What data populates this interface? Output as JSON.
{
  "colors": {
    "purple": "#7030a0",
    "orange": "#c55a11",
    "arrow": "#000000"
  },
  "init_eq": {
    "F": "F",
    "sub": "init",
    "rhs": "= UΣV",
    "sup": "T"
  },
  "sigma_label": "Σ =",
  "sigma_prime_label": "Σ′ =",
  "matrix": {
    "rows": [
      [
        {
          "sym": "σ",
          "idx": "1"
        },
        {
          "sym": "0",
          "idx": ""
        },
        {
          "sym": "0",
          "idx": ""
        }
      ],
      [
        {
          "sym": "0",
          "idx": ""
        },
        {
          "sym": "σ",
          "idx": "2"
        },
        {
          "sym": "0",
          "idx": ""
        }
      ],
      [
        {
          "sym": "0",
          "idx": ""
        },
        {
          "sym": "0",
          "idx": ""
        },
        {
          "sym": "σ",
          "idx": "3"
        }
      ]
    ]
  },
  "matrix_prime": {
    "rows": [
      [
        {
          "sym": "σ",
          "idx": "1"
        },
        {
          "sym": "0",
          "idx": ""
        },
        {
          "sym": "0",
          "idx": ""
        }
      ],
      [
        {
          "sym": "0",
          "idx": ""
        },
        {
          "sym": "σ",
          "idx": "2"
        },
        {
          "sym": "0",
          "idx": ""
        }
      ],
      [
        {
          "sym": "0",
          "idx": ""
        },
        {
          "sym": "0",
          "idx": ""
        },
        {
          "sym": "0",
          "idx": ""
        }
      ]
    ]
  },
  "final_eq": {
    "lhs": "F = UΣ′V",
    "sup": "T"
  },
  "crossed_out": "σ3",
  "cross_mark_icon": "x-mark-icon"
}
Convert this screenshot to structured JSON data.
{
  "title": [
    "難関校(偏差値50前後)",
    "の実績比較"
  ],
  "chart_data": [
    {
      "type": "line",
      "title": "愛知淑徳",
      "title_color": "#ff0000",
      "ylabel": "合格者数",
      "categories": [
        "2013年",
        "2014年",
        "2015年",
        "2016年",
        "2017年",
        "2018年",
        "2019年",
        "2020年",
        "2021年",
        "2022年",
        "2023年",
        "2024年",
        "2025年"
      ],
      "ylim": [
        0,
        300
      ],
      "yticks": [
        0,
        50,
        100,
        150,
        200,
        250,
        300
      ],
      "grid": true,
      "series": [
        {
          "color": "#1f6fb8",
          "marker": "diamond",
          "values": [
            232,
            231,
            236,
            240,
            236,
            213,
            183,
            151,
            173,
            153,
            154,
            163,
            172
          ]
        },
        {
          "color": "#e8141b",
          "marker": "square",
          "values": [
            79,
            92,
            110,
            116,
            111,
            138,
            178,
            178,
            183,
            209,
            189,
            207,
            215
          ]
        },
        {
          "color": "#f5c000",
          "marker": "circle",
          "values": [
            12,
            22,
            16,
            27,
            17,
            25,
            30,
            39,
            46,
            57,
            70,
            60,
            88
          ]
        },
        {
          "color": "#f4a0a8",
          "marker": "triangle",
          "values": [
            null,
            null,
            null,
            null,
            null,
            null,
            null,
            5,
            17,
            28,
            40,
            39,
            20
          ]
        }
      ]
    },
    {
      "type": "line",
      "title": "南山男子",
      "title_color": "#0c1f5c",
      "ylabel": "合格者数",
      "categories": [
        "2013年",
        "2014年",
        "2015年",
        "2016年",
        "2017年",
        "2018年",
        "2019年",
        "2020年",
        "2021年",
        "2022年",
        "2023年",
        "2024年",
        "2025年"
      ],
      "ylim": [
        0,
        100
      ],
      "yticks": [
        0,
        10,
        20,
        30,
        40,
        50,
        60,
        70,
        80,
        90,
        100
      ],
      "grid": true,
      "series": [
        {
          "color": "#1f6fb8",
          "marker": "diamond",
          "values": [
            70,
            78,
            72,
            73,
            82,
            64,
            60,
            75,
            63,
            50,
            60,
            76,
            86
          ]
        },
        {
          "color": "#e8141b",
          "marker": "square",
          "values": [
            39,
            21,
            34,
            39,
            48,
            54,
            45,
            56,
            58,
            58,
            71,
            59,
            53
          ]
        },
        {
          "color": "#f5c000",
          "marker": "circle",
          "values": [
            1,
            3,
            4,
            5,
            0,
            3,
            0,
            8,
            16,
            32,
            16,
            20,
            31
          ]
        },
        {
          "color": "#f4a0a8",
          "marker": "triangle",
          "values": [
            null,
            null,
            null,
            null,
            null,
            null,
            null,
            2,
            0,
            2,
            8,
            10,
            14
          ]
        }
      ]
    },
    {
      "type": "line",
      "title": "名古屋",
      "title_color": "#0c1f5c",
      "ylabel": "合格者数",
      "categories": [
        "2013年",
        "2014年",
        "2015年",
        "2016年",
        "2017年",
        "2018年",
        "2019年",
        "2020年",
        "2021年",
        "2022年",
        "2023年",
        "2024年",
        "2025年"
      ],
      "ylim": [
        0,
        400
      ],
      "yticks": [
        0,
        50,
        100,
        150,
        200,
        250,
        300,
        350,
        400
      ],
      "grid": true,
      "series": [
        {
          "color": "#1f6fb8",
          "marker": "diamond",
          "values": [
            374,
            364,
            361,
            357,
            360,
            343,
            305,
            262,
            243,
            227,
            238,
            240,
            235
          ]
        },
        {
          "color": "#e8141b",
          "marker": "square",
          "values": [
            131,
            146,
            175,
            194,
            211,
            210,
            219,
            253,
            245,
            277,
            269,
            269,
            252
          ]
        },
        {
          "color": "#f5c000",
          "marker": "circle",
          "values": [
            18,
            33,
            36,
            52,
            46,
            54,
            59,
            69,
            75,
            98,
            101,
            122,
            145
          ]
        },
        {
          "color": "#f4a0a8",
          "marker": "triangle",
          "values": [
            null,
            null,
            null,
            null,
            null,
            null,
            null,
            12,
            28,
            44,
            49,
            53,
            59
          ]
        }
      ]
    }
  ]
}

• [TASK INSTRUCTIONS]:
From the data, pick out every line that includes "JSON".

• [TASK SOLUTION]:
What data populates this interface? Output as JSON.
Convert this screenshot to structured JSON data.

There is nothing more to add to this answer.